Task material:

+++++

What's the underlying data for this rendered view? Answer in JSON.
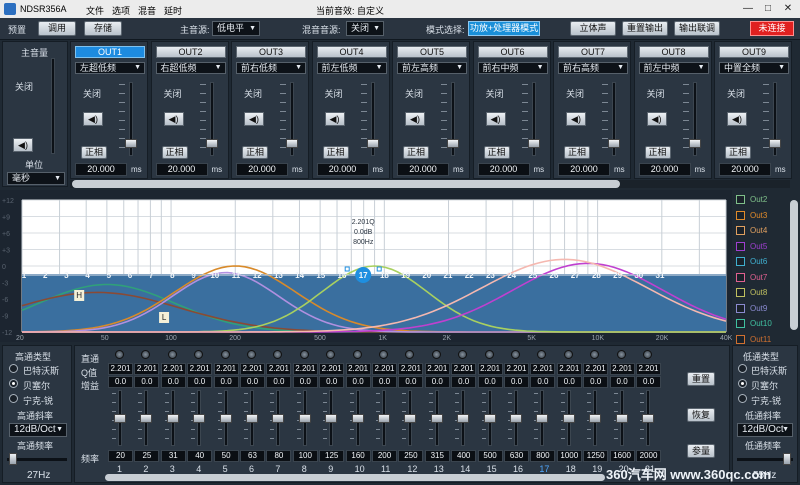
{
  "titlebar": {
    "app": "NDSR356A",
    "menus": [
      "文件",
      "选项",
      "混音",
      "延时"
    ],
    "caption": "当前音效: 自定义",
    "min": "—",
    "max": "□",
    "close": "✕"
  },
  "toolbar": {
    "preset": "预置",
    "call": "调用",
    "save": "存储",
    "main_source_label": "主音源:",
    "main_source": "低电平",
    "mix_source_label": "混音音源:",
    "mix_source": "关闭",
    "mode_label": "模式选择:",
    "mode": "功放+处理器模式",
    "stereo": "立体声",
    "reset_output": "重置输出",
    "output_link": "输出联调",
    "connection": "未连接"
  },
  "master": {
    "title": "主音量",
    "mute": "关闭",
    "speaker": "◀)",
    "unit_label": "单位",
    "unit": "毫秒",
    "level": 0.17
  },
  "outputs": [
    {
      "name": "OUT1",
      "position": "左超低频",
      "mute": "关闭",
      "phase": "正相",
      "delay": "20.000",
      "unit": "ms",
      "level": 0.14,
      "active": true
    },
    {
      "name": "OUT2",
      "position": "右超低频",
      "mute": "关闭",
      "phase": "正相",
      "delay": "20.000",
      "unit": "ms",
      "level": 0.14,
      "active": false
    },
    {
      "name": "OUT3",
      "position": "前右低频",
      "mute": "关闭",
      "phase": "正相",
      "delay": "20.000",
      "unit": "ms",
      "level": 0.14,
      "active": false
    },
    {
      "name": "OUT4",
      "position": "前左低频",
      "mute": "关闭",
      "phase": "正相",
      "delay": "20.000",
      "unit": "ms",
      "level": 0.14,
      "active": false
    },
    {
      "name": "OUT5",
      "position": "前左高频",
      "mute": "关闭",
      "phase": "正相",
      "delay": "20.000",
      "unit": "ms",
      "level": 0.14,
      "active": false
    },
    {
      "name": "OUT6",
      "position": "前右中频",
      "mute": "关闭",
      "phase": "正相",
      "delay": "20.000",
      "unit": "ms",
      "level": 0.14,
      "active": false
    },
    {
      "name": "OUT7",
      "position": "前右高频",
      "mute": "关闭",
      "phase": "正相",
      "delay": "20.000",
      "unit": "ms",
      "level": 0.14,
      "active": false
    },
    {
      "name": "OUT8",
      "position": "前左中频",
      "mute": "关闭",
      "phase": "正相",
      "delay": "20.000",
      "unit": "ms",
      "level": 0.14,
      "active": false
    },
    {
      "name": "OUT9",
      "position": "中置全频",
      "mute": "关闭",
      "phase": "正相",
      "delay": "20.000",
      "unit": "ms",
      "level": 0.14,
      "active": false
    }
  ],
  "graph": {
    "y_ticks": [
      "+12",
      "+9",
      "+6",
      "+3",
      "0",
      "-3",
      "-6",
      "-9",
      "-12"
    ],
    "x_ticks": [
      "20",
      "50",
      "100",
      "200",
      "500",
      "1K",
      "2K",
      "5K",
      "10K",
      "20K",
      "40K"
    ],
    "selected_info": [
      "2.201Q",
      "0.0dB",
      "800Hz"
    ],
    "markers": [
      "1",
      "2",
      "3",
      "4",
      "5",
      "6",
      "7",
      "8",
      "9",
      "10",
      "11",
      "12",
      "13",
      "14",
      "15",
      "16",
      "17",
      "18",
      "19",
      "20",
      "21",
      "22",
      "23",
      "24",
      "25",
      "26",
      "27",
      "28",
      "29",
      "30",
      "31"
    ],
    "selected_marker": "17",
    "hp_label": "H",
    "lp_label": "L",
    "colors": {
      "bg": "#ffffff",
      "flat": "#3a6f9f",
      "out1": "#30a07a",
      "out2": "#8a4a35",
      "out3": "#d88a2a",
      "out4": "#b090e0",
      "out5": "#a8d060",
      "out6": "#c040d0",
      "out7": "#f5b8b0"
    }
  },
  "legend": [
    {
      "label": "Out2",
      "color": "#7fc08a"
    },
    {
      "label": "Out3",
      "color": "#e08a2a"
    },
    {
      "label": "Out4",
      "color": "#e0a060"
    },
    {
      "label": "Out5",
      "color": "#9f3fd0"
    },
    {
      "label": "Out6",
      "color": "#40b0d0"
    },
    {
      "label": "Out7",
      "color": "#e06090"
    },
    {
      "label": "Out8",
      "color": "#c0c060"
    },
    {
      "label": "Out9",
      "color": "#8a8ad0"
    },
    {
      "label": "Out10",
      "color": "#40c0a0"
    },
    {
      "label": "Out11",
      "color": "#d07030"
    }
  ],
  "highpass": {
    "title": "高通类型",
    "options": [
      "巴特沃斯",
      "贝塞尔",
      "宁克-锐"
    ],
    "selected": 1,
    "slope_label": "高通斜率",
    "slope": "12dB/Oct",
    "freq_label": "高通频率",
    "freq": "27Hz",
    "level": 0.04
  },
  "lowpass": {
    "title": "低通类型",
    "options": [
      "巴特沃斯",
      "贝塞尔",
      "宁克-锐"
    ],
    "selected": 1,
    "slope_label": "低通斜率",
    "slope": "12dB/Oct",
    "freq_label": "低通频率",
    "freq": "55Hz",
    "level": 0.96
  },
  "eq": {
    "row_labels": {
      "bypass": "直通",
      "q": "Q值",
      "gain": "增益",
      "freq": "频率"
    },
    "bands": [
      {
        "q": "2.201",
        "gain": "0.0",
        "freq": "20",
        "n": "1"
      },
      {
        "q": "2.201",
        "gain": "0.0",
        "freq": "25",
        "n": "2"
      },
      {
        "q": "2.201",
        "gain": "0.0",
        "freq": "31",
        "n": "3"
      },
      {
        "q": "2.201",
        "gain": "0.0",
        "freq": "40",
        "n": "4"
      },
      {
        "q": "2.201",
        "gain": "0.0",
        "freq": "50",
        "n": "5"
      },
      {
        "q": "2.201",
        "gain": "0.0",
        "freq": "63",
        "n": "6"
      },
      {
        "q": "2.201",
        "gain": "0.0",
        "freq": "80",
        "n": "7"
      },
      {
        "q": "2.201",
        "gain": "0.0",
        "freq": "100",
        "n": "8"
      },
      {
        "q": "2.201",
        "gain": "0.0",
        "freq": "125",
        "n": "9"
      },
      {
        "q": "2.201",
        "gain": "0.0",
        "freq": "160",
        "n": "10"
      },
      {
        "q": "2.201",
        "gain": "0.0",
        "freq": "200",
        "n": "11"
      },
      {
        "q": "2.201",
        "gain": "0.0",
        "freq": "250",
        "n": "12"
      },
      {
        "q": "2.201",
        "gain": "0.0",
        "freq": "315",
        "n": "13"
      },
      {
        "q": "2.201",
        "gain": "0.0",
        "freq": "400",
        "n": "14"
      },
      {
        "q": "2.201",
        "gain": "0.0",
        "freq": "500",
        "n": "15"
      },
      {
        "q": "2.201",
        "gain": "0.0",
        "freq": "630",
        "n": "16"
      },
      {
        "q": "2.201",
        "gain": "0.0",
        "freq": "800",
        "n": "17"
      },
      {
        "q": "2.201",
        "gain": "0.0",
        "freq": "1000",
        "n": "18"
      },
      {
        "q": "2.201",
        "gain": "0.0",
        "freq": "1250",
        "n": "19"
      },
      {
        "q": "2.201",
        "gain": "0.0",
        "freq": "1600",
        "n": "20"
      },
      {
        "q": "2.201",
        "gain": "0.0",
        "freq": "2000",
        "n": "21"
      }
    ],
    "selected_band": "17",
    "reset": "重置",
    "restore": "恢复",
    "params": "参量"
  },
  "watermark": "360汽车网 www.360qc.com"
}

+++++

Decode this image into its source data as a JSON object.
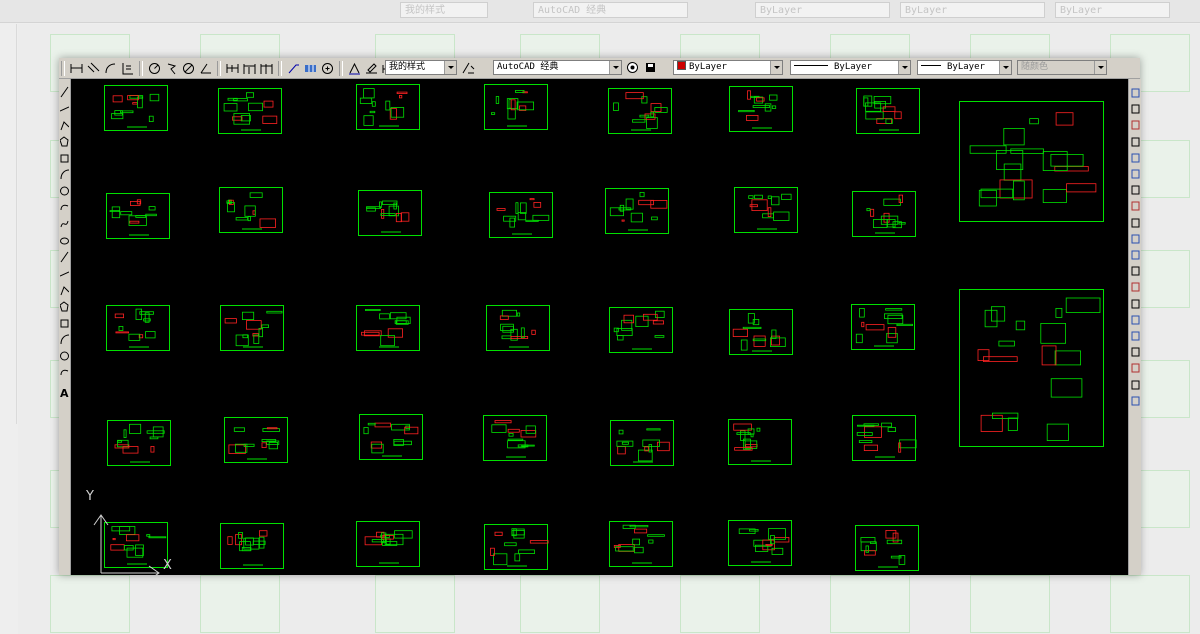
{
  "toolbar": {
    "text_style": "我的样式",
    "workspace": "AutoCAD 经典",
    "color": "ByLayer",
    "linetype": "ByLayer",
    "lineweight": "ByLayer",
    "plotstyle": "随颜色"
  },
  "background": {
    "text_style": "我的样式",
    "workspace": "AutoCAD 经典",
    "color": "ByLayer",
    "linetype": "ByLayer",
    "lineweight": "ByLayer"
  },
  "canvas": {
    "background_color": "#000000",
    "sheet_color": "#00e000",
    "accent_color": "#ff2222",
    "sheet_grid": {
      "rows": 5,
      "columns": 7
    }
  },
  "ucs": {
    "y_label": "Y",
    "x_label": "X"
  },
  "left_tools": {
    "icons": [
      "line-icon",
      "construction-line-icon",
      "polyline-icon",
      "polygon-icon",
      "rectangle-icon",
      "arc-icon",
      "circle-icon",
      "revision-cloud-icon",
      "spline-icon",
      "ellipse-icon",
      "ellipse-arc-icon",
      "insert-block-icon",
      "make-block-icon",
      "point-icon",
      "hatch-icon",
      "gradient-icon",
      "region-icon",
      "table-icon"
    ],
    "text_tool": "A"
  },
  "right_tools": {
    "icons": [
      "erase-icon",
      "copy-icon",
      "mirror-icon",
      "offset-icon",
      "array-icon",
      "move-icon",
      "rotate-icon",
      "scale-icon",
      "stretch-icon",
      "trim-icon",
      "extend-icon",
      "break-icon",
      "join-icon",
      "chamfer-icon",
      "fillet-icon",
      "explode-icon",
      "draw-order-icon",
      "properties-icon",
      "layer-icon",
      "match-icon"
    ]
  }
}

+++++

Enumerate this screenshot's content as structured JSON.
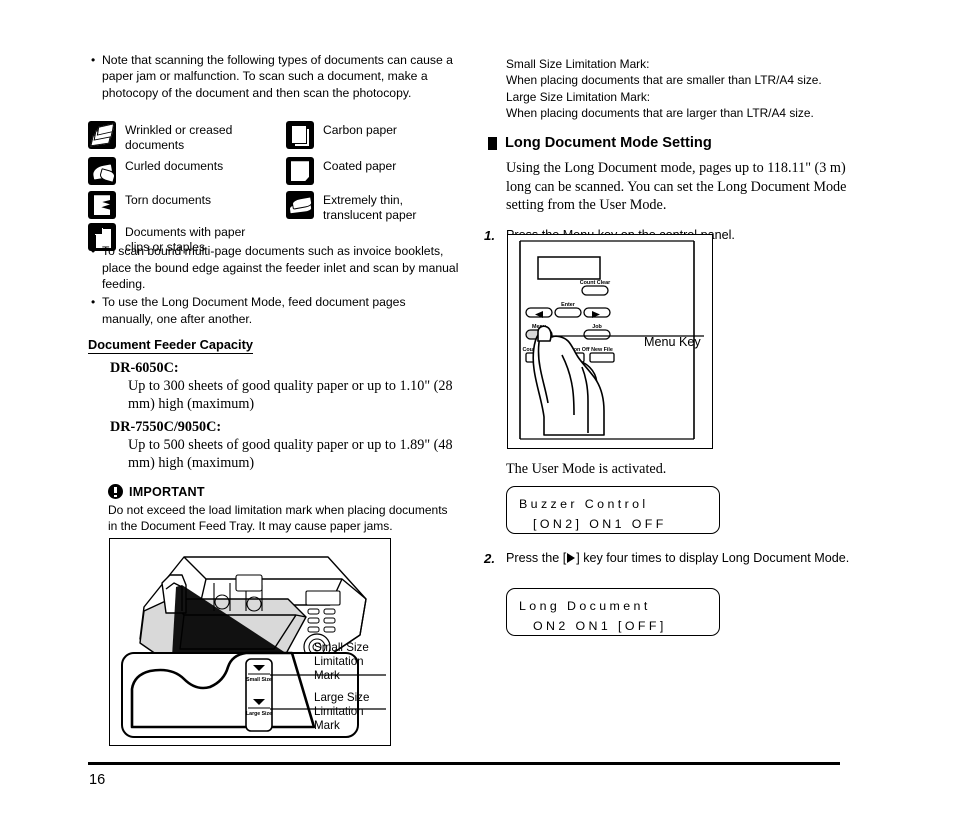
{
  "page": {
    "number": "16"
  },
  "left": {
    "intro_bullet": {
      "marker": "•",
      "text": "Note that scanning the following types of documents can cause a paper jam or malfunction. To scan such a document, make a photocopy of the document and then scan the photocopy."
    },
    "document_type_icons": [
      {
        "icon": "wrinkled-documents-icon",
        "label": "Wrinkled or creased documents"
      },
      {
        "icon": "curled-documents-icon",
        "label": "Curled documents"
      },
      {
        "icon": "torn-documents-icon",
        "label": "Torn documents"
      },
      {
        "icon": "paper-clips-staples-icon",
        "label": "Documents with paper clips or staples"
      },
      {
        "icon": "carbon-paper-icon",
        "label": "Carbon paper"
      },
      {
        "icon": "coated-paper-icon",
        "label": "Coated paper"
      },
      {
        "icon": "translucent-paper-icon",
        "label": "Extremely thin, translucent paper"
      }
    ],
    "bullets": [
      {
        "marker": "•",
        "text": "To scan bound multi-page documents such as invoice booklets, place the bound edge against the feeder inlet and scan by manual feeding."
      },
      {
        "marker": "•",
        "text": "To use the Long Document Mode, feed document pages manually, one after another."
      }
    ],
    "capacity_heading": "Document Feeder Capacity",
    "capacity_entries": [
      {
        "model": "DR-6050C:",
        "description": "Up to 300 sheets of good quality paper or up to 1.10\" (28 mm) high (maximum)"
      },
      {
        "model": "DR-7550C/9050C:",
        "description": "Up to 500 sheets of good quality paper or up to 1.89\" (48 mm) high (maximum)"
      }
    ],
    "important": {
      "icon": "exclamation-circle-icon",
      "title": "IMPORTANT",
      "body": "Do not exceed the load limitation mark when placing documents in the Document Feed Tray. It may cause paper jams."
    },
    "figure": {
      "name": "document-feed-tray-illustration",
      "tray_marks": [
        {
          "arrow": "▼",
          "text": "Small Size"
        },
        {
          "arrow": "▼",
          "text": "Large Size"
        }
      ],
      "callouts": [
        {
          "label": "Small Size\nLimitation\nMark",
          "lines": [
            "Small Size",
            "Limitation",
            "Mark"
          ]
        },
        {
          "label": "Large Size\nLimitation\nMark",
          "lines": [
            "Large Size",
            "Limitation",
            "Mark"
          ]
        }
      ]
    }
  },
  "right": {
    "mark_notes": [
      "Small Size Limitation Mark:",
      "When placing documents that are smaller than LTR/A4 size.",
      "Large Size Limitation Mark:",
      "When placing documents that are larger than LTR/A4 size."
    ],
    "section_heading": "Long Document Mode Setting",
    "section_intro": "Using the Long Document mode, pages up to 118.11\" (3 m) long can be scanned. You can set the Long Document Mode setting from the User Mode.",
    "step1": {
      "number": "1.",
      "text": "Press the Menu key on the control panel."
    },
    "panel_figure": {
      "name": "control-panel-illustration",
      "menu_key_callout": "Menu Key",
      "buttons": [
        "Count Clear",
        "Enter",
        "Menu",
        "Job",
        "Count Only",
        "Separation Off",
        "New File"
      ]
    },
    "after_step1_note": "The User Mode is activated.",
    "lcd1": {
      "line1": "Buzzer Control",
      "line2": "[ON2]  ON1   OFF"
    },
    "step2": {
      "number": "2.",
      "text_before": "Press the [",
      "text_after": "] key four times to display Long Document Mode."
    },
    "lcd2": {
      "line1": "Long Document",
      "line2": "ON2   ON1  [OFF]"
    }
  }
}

+++++

Aim:
Go through the listing above and list every line that has the word "position".

Problem solution:
      "position": "左超低频",
      "position": "右超低频",
      "position": "前右低频",
      "position": "前左低频",
      "position": "前左高频",
      "position": "前右中频",
      "position": "前右高频",
      "position": "前左中频",
      "position": "中置全频",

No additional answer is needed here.